[Records that describe figures]
>>>>>

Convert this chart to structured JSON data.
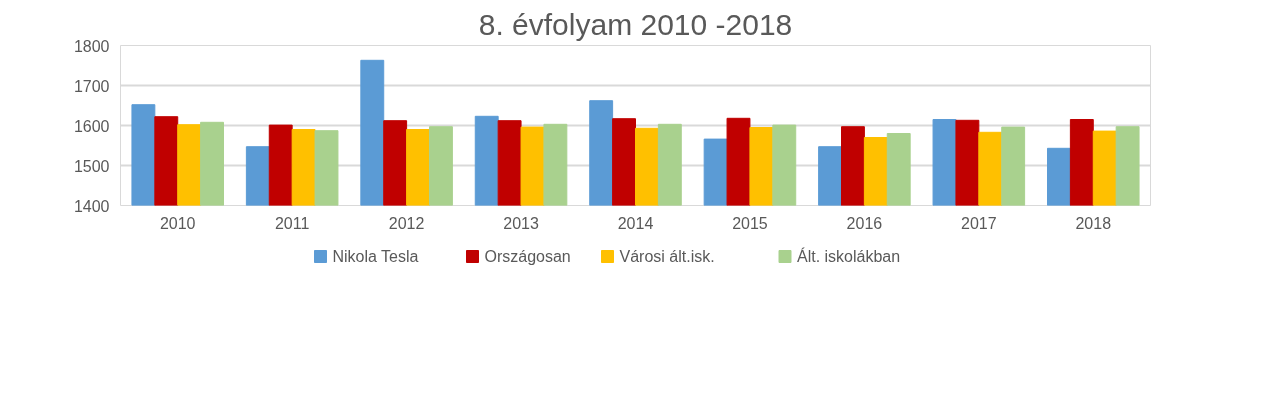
{
  "chart_data": {
    "type": "bar",
    "title": "8. évfolyam 2010 -2018",
    "categories": [
      "2010",
      "2011",
      "2012",
      "2013",
      "2014",
      "2015",
      "2016",
      "2017",
      "2018"
    ],
    "series": [
      {
        "name": "Nikola Tesla",
        "color": "#5b9bd5",
        "values": [
          1652,
          1547,
          1763,
          1623,
          1662,
          1566,
          1547,
          1615,
          1543
        ]
      },
      {
        "name": "Országosan",
        "color": "#c00000",
        "values": [
          1622,
          1601,
          1612,
          1612,
          1617,
          1618,
          1597,
          1613,
          1615
        ]
      },
      {
        "name": "Városi ált.isk.",
        "color": "#ffc000",
        "values": [
          1602,
          1590,
          1590,
          1596,
          1593,
          1595,
          1570,
          1583,
          1586
        ]
      },
      {
        "name": "Ált. iskolákban",
        "color": "#a9d18e",
        "values": [
          1608,
          1587,
          1597,
          1603,
          1603,
          1601,
          1580,
          1596,
          1597
        ]
      }
    ],
    "ylim": [
      1400,
      1800
    ],
    "yticks": [
      1400,
      1500,
      1600,
      1700,
      1800
    ],
    "grid": "y",
    "legend": "bottom"
  }
}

<<<<<

§ Required work:
Find the word "name" in the entries, and copy every line it shows up in.

§ Correct answer:
        "name": "Nikola Tesla",
        "name": "Országosan",
        "name": "Városi ált.isk.",
        "name": "Ált. iskolákban",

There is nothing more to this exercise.